Dataset listings of figures:
--*--

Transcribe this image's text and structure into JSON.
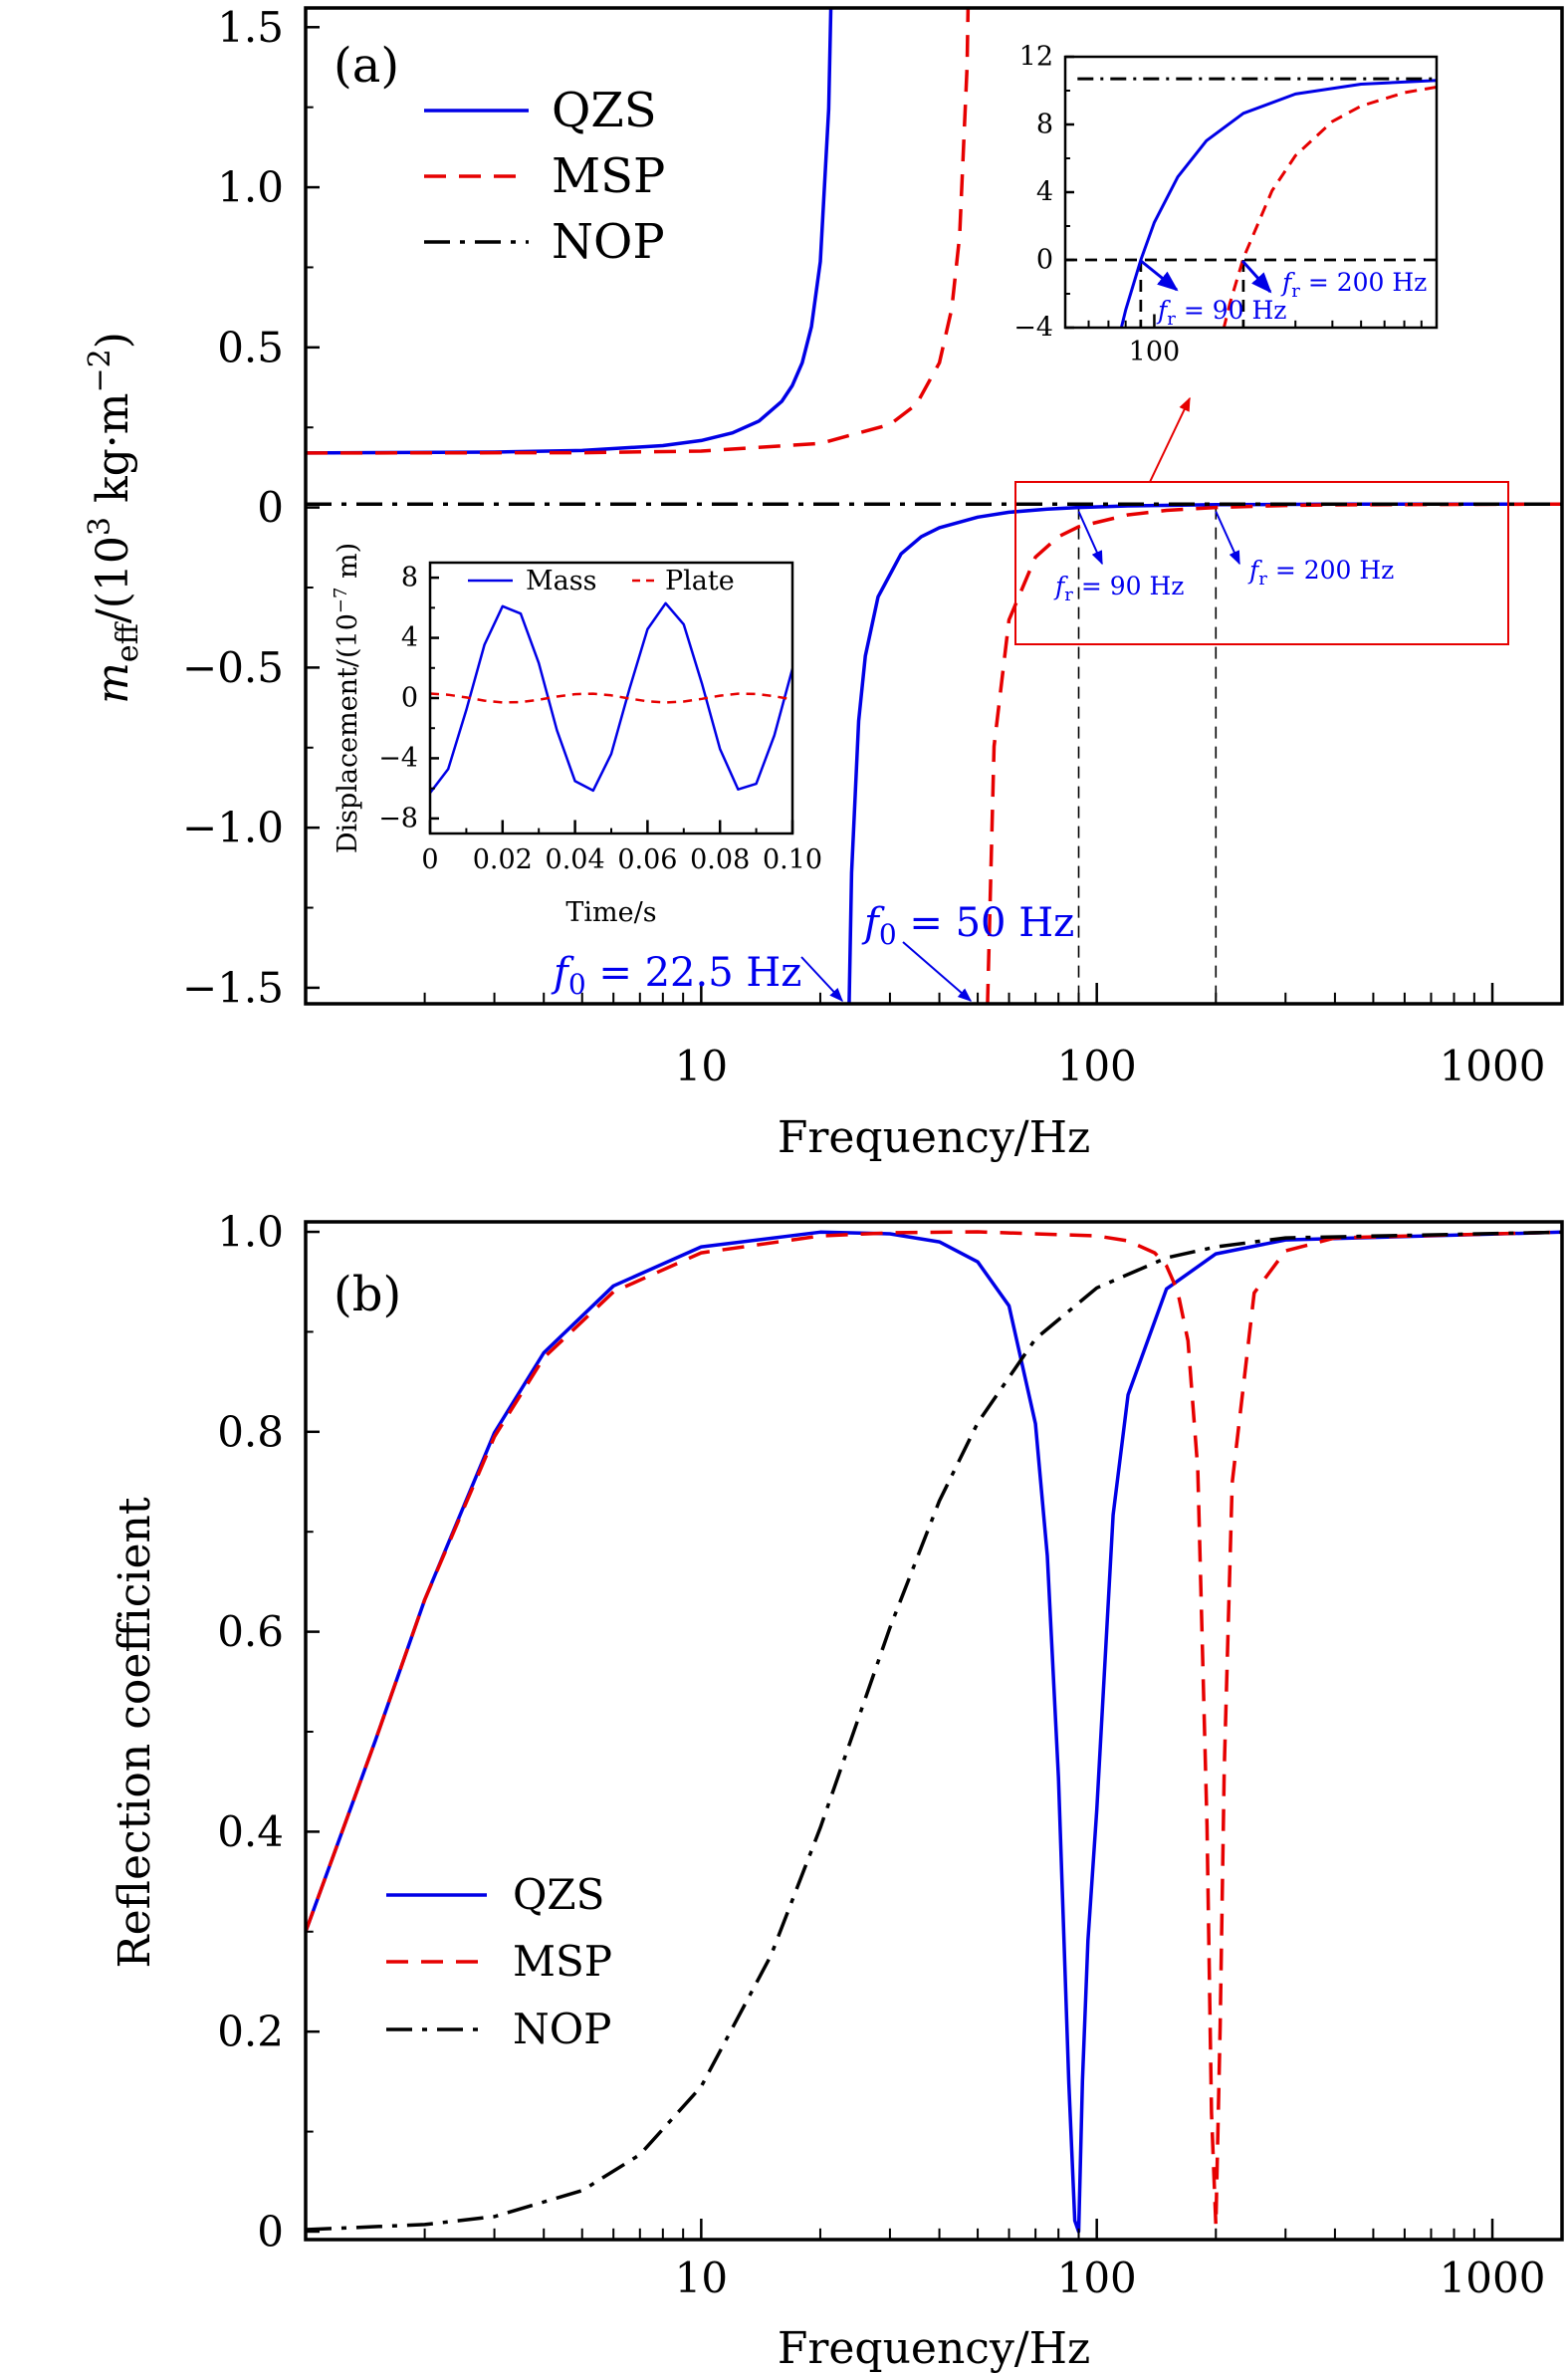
{
  "colors": {
    "qzs": "#0000e6",
    "msp": "#e60000",
    "nop": "#000000",
    "annotation": "#0000e6",
    "zoom_box": "#e60000"
  },
  "panel_a": {
    "tag": "(a)",
    "xlabel": "Frequency/Hz",
    "ylabel": {
      "var": "m",
      "sub": "eff",
      "pre": "/(10",
      "sup": "3",
      "mid": " kg·m",
      "sup2": "−2",
      "post": ")"
    },
    "legend": [
      "QZS",
      "MSP",
      "NOP"
    ],
    "annotations": {
      "f0_qzs": {
        "var": "f",
        "sub": "0",
        "rest": " = 22.5 Hz"
      },
      "f0_msp": {
        "var": "f",
        "sub": "0",
        "rest": " = 50 Hz"
      },
      "fr_qzs": {
        "var": "f",
        "sub": "r",
        "rest": " = 90 Hz"
      },
      "fr_msp": {
        "var": "f",
        "sub": "r",
        "rest": " = 200 Hz"
      }
    }
  },
  "panel_b": {
    "tag": "(b)",
    "xlabel": "Frequency/Hz",
    "ylabel": "Reflection coefficient",
    "legend": [
      "QZS",
      "MSP",
      "NOP"
    ]
  },
  "inset_disp": {
    "xlabel": "Time/s",
    "ylabel": {
      "pre": "Displacement/(10",
      "sup": "−7",
      "post": " m)"
    },
    "legend": [
      "Mass",
      "Plate"
    ]
  },
  "chart_data": [
    {
      "id": "meff",
      "type": "line",
      "xscale": "log",
      "xlim": [
        1,
        1500
      ],
      "ylim": [
        -1.55,
        1.56
      ],
      "xticks": [
        10,
        100,
        1000
      ],
      "xtick_labels": [
        "10",
        "100",
        "1000"
      ],
      "yticks": [
        1.5,
        1.0,
        0.5,
        0,
        -0.5,
        -1.0,
        -1.5
      ],
      "ytick_labels": [
        "1.5",
        "1.0",
        "0.5",
        "0",
        "−0.5",
        "−1.0",
        "−1.5"
      ],
      "vlines": [
        90,
        200
      ],
      "series": [
        {
          "name": "QZS",
          "style": "solid",
          "points": [
            [
              1,
              0.17
            ],
            [
              3,
              0.173
            ],
            [
              5,
              0.178
            ],
            [
              8,
              0.193
            ],
            [
              10,
              0.209
            ],
            [
              12,
              0.233
            ],
            [
              14,
              0.27
            ],
            [
              16,
              0.332
            ],
            [
              17,
              0.381
            ],
            [
              18,
              0.452
            ],
            [
              19,
              0.565
            ],
            [
              20,
              0.768
            ],
            [
              21,
              1.244
            ],
            [
              21.5,
              1.84
            ],
            [
              22,
              3.62
            ],
            [
              22.4,
              40
            ],
            null,
            [
              22.6,
              -40
            ],
            [
              23,
              -3.52
            ],
            [
              23.5,
              -1.738
            ],
            [
              24,
              -1.141
            ],
            [
              25,
              -0.667
            ],
            [
              26,
              -0.464
            ],
            [
              28,
              -0.279
            ],
            [
              32,
              -0.145
            ],
            [
              36,
              -0.091
            ],
            [
              40,
              -0.063
            ],
            [
              50,
              -0.03
            ],
            [
              60,
              -0.015
            ],
            [
              75,
              -0.005
            ],
            [
              90,
              0.0
            ],
            [
              120,
              0.0049
            ],
            [
              200,
              0.0087
            ],
            [
              400,
              0.0102
            ],
            [
              1500,
              0.0107
            ]
          ]
        },
        {
          "name": "MSP",
          "style": "dashed",
          "points": [
            [
              1,
              0.17
            ],
            [
              5,
              0.171
            ],
            [
              10,
              0.176
            ],
            [
              20,
              0.2
            ],
            [
              30,
              0.259
            ],
            [
              35,
              0.322
            ],
            [
              40,
              0.452
            ],
            [
              43,
              0.621
            ],
            [
              45,
              0.848
            ],
            [
              47,
              1.377
            ],
            [
              48,
              2.04
            ],
            [
              49.8,
              40
            ],
            null,
            [
              50.2,
              -40
            ],
            [
              52,
              -1.938
            ],
            [
              55,
              -0.746
            ],
            [
              60,
              -0.351
            ],
            [
              70,
              -0.155
            ],
            [
              80,
              -0.091
            ],
            [
              90,
              -0.06
            ],
            [
              120,
              -0.023
            ],
            [
              150,
              -0.009
            ],
            [
              200,
              0.0
            ],
            [
              300,
              0.0062
            ],
            [
              400,
              0.0082
            ],
            [
              1500,
              0.0105
            ]
          ]
        },
        {
          "name": "NOP",
          "style": "dashdot",
          "points": [
            [
              1,
              0.0107
            ],
            [
              1500,
              0.0107
            ]
          ]
        }
      ]
    },
    {
      "id": "meff_zoom",
      "type": "line",
      "xscale": "log",
      "xlim": [
        50,
        900
      ],
      "ylim": [
        -4,
        12
      ],
      "xticks": [
        100
      ],
      "xtick_labels": [
        "100"
      ],
      "yticks": [
        12,
        8,
        4,
        0,
        -4
      ],
      "ytick_labels": [
        "12",
        "8",
        "4",
        "0",
        "−4"
      ],
      "hline": 0,
      "vlines": [
        90,
        200
      ],
      "series": [
        {
          "name": "QZS",
          "style": "solid",
          "points": [
            [
              75,
              -5.0
            ],
            [
              80,
              -2.96
            ],
            [
              90,
              0.0
            ],
            [
              100,
              2.22
            ],
            [
              120,
              4.9
            ],
            [
              150,
              7.04
            ],
            [
              200,
              8.66
            ],
            [
              300,
              9.8
            ],
            [
              500,
              10.38
            ],
            [
              900,
              10.6
            ]
          ]
        },
        {
          "name": "MSP",
          "style": "dashed",
          "points": [
            [
              150,
              -9.2
            ],
            [
              170,
              -4.36
            ],
            [
              180,
              -2.59
            ],
            [
              200,
              0.1
            ],
            [
              250,
              4.08
            ],
            [
              300,
              6.16
            ],
            [
              400,
              8.18
            ],
            [
              500,
              9.09
            ],
            [
              700,
              9.88
            ],
            [
              900,
              10.21
            ]
          ]
        },
        {
          "name": "NOP",
          "style": "dashdot",
          "points": [
            [
              55,
              10.7
            ],
            [
              900,
              10.7
            ]
          ]
        }
      ]
    },
    {
      "id": "displacement",
      "type": "line",
      "xscale": "linear",
      "xlim": [
        0,
        0.1
      ],
      "ylim": [
        -9,
        9
      ],
      "xticks": [
        0,
        0.02,
        0.04,
        0.06,
        0.08,
        0.1
      ],
      "xtick_labels": [
        "0",
        "0.02",
        "0.04",
        "0.06",
        "0.08",
        "0.10"
      ],
      "yticks": [
        8,
        4,
        0,
        -4,
        -8
      ],
      "ytick_labels": [
        "8",
        "4",
        "0",
        "−4",
        "−8"
      ],
      "series": [
        {
          "name": "Mass",
          "style": "solid",
          "points": [
            [
              0,
              -6.3
            ],
            [
              0.005,
              -4.72
            ],
            [
              0.01,
              -0.79
            ],
            [
              0.015,
              3.54
            ],
            [
              0.02,
              6.1
            ],
            [
              0.025,
              5.61
            ],
            [
              0.03,
              2.32
            ],
            [
              0.035,
              -2.14
            ],
            [
              0.04,
              -5.52
            ],
            [
              0.045,
              -6.15
            ],
            [
              0.05,
              -3.71
            ],
            [
              0.055,
              0.59
            ],
            [
              0.06,
              4.57
            ],
            [
              0.065,
              6.3
            ],
            [
              0.07,
              4.89
            ],
            [
              0.075,
              0.98
            ],
            [
              0.08,
              -3.38
            ],
            [
              0.085,
              -6.07
            ],
            [
              0.09,
              -5.7
            ],
            [
              0.095,
              -2.48
            ],
            [
              0.1,
              1.95
            ]
          ]
        },
        {
          "name": "Plate",
          "style": "dashed",
          "points": [
            [
              0,
              0.3
            ],
            [
              0.005,
              0.22
            ],
            [
              0.01,
              0.04
            ],
            [
              0.015,
              -0.17
            ],
            [
              0.02,
              -0.29
            ],
            [
              0.025,
              -0.27
            ],
            [
              0.03,
              -0.11
            ],
            [
              0.035,
              0.1
            ],
            [
              0.04,
              0.26
            ],
            [
              0.045,
              0.29
            ],
            [
              0.05,
              0.18
            ],
            [
              0.055,
              -0.03
            ],
            [
              0.06,
              -0.22
            ],
            [
              0.065,
              -0.3
            ],
            [
              0.07,
              -0.23
            ],
            [
              0.075,
              -0.05
            ],
            [
              0.08,
              0.16
            ],
            [
              0.085,
              0.29
            ],
            [
              0.09,
              0.27
            ],
            [
              0.095,
              0.12
            ],
            [
              0.1,
              -0.09
            ]
          ]
        }
      ]
    },
    {
      "id": "reflection",
      "type": "line",
      "xscale": "log",
      "xlim": [
        1,
        1500
      ],
      "ylim": [
        -0.008,
        1.01
      ],
      "xticks": [
        10,
        100,
        1000
      ],
      "xtick_labels": [
        "10",
        "100",
        "1000"
      ],
      "yticks": [
        1.0,
        0.8,
        0.6,
        0.4,
        0.2,
        0
      ],
      "ytick_labels": [
        "1.0",
        "0.8",
        "0.6",
        "0.4",
        "0.2",
        "0"
      ],
      "series": [
        {
          "name": "QZS",
          "style": "solid",
          "points": [
            [
              1,
              0.3
            ],
            [
              1.5,
              0.491
            ],
            [
              2,
              0.632
            ],
            [
              3,
              0.799
            ],
            [
              4,
              0.879
            ],
            [
              6,
              0.946
            ],
            [
              10,
              0.985
            ],
            [
              20,
              0.9997
            ],
            [
              30,
              0.998
            ],
            [
              40,
              0.99
            ],
            [
              50,
              0.97
            ],
            [
              60,
              0.926
            ],
            [
              70,
              0.808
            ],
            [
              75,
              0.676
            ],
            [
              80,
              0.454
            ],
            [
              85,
              0.149
            ],
            [
              88,
              0.011
            ],
            [
              90,
              0.0
            ],
            [
              92,
              0.151
            ],
            [
              95,
              0.291
            ],
            [
              100,
              0.422
            ],
            [
              110,
              0.717
            ],
            [
              120,
              0.837
            ],
            [
              150,
              0.943
            ],
            [
              200,
              0.978
            ],
            [
              300,
              0.992
            ],
            [
              1500,
              0.9997
            ]
          ]
        },
        {
          "name": "MSP",
          "style": "dashed",
          "points": [
            [
              1,
              0.3
            ],
            [
              1.5,
              0.491
            ],
            [
              2,
              0.632
            ],
            [
              3,
              0.795
            ],
            [
              4,
              0.874
            ],
            [
              6,
              0.94
            ],
            [
              10,
              0.979
            ],
            [
              20,
              0.996
            ],
            [
              30,
              0.999
            ],
            [
              50,
              1.0
            ],
            [
              100,
              0.996
            ],
            [
              120,
              0.991
            ],
            [
              140,
              0.979
            ],
            [
              150,
              0.966
            ],
            [
              160,
              0.941
            ],
            [
              170,
              0.891
            ],
            [
              180,
              0.763
            ],
            [
              190,
              0.406
            ],
            [
              195,
              0.119
            ],
            [
              200,
              0.006
            ],
            [
              205,
              0.205
            ],
            [
              210,
              0.462
            ],
            [
              220,
              0.749
            ],
            [
              250,
              0.939
            ],
            [
              300,
              0.981
            ],
            [
              400,
              0.994
            ],
            [
              1500,
              0.9997
            ]
          ]
        },
        {
          "name": "NOP",
          "style": "dashdot",
          "points": [
            [
              1,
              0.002
            ],
            [
              2,
              0.007
            ],
            [
              3,
              0.015
            ],
            [
              5,
              0.041
            ],
            [
              7,
              0.077
            ],
            [
              10,
              0.145
            ],
            [
              15,
              0.276
            ],
            [
              20,
              0.404
            ],
            [
              30,
              0.604
            ],
            [
              40,
              0.731
            ],
            [
              50,
              0.809
            ],
            [
              70,
              0.893
            ],
            [
              100,
              0.944
            ],
            [
              150,
              0.974
            ],
            [
              200,
              0.985
            ],
            [
              300,
              0.994
            ],
            [
              1500,
              0.9997
            ]
          ]
        }
      ]
    }
  ]
}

--*--

» **STATED GOAL**: Show every line in the records above that contains the word "rest".

» **WORKED ANSWER**:
        "rest": " = 22.5 Hz"
        "rest": " = 50 Hz"
        "rest": " = 90 Hz"
        "rest": " = 200 Hz"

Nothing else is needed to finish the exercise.